INSTRUCTIONS TO FOLLOW
Every line of the material is to be repeated exactly as it stands.

DATA LINES
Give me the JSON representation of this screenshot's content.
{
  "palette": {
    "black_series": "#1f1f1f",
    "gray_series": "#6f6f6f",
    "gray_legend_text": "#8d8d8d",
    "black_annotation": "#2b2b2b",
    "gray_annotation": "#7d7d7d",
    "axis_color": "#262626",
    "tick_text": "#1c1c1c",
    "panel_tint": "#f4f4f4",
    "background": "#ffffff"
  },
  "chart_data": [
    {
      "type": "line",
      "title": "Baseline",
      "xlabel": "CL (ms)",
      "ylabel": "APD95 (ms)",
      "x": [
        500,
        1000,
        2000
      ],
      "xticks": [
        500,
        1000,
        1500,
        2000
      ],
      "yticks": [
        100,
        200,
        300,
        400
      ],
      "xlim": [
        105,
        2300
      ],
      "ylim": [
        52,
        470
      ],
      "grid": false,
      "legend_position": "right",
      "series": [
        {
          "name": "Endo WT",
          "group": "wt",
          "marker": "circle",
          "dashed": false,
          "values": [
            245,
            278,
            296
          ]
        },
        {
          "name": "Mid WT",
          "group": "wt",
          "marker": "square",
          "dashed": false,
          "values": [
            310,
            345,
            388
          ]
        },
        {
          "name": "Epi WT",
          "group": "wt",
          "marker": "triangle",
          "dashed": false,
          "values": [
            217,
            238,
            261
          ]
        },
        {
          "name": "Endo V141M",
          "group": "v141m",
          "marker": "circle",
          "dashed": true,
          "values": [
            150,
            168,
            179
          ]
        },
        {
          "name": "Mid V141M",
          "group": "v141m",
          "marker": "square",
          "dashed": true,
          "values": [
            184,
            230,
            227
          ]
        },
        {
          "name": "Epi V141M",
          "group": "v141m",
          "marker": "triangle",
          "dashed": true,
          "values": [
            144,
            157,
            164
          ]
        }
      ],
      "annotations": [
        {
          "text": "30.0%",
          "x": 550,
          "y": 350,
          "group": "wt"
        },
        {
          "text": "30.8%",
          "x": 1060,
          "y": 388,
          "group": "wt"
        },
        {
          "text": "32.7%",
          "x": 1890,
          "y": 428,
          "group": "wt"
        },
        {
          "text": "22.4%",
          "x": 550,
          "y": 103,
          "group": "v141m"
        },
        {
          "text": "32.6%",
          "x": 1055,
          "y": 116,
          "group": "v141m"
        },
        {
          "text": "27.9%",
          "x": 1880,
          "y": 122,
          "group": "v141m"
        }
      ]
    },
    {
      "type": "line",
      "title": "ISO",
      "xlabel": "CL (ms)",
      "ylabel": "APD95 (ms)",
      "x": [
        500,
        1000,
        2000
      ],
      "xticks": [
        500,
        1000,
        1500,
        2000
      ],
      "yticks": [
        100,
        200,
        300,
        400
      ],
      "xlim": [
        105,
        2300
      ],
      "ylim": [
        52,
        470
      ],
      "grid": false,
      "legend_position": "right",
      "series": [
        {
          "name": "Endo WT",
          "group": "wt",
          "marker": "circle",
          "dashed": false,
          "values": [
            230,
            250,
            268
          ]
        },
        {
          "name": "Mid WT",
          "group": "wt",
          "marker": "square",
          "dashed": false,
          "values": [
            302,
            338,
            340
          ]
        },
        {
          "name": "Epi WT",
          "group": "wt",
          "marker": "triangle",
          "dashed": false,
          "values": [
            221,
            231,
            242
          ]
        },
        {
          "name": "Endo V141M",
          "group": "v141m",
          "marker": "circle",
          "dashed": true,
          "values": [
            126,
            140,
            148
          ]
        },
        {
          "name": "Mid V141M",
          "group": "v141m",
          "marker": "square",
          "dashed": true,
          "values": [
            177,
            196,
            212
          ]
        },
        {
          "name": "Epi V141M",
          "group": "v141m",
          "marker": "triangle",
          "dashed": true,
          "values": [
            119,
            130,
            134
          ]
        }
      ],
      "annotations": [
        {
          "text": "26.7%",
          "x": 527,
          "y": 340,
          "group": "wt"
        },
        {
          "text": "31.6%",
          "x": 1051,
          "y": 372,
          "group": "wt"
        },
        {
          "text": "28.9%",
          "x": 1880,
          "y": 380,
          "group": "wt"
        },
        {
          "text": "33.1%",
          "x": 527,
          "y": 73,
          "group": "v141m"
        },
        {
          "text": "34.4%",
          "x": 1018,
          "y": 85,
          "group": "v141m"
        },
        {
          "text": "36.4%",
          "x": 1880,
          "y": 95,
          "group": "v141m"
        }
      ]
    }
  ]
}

EXERCISE RESPONSE
Give me the JSON representation of this screenshot's content.
{
  "palette": {
    "black_series": "#1f1f1f",
    "gray_series": "#6f6f6f",
    "gray_legend_text": "#8d8d8d",
    "black_annotation": "#2b2b2b",
    "gray_annotation": "#7d7d7d",
    "axis_color": "#262626",
    "tick_text": "#1c1c1c",
    "panel_tint": "#f4f4f4",
    "background": "#ffffff"
  },
  "chart_data": [
    {
      "type": "line",
      "title": "Baseline",
      "xlabel": "CL (ms)",
      "ylabel": "APD95 (ms)",
      "x": [
        500,
        1000,
        2000
      ],
      "xticks": [
        500,
        1000,
        1500,
        2000
      ],
      "yticks": [
        100,
        200,
        300,
        400
      ],
      "xlim": [
        105,
        2300
      ],
      "ylim": [
        52,
        470
      ],
      "grid": false,
      "legend_position": "right",
      "series": [
        {
          "name": "Endo WT",
          "group": "wt",
          "marker": "circle",
          "dashed": false,
          "values": [
            245,
            278,
            296
          ]
        },
        {
          "name": "Mid WT",
          "group": "wt",
          "marker": "square",
          "dashed": false,
          "values": [
            310,
            345,
            388
          ]
        },
        {
          "name": "Epi WT",
          "group": "wt",
          "marker": "triangle",
          "dashed": false,
          "values": [
            217,
            238,
            261
          ]
        },
        {
          "name": "Endo V141M",
          "group": "v141m",
          "marker": "circle",
          "dashed": true,
          "values": [
            150,
            168,
            179
          ]
        },
        {
          "name": "Mid V141M",
          "group": "v141m",
          "marker": "square",
          "dashed": true,
          "values": [
            184,
            230,
            227
          ]
        },
        {
          "name": "Epi V141M",
          "group": "v141m",
          "marker": "triangle",
          "dashed": true,
          "values": [
            144,
            157,
            164
          ]
        }
      ],
      "annotations": [
        {
          "text": "30.0%",
          "x": 550,
          "y": 350,
          "group": "wt"
        },
        {
          "text": "30.8%",
          "x": 1060,
          "y": 388,
          "group": "wt"
        },
        {
          "text": "32.7%",
          "x": 1890,
          "y": 428,
          "group": "wt"
        },
        {
          "text": "22.4%",
          "x": 550,
          "y": 103,
          "group": "v141m"
        },
        {
          "text": "32.6%",
          "x": 1055,
          "y": 116,
          "group": "v141m"
        },
        {
          "text": "27.9%",
          "x": 1880,
          "y": 122,
          "group": "v141m"
        }
      ]
    },
    {
      "type": "line",
      "title": "ISO",
      "xlabel": "CL (ms)",
      "ylabel": "APD95 (ms)",
      "x": [
        500,
        1000,
        2000
      ],
      "xticks": [
        500,
        1000,
        1500,
        2000
      ],
      "yticks": [
        100,
        200,
        300,
        400
      ],
      "xlim": [
        105,
        2300
      ],
      "ylim": [
        52,
        470
      ],
      "grid": false,
      "legend_position": "right",
      "series": [
        {
          "name": "Endo WT",
          "group": "wt",
          "marker": "circle",
          "dashed": false,
          "values": [
            230,
            250,
            268
          ]
        },
        {
          "name": "Mid WT",
          "group": "wt",
          "marker": "square",
          "dashed": false,
          "values": [
            302,
            338,
            340
          ]
        },
        {
          "name": "Epi WT",
          "group": "wt",
          "marker": "triangle",
          "dashed": false,
          "values": [
            221,
            231,
            242
          ]
        },
        {
          "name": "Endo V141M",
          "group": "v141m",
          "marker": "circle",
          "dashed": true,
          "values": [
            126,
            140,
            148
          ]
        },
        {
          "name": "Mid V141M",
          "group": "v141m",
          "marker": "square",
          "dashed": true,
          "values": [
            177,
            196,
            212
          ]
        },
        {
          "name": "Epi V141M",
          "group": "v141m",
          "marker": "triangle",
          "dashed": true,
          "values": [
            119,
            130,
            134
          ]
        }
      ],
      "annotations": [
        {
          "text": "26.7%",
          "x": 527,
          "y": 340,
          "group": "wt"
        },
        {
          "text": "31.6%",
          "x": 1051,
          "y": 372,
          "group": "wt"
        },
        {
          "text": "28.9%",
          "x": 1880,
          "y": 380,
          "group": "wt"
        },
        {
          "text": "33.1%",
          "x": 527,
          "y": 73,
          "group": "v141m"
        },
        {
          "text": "34.4%",
          "x": 1018,
          "y": 85,
          "group": "v141m"
        },
        {
          "text": "36.4%",
          "x": 1880,
          "y": 95,
          "group": "v141m"
        }
      ]
    }
  ]
}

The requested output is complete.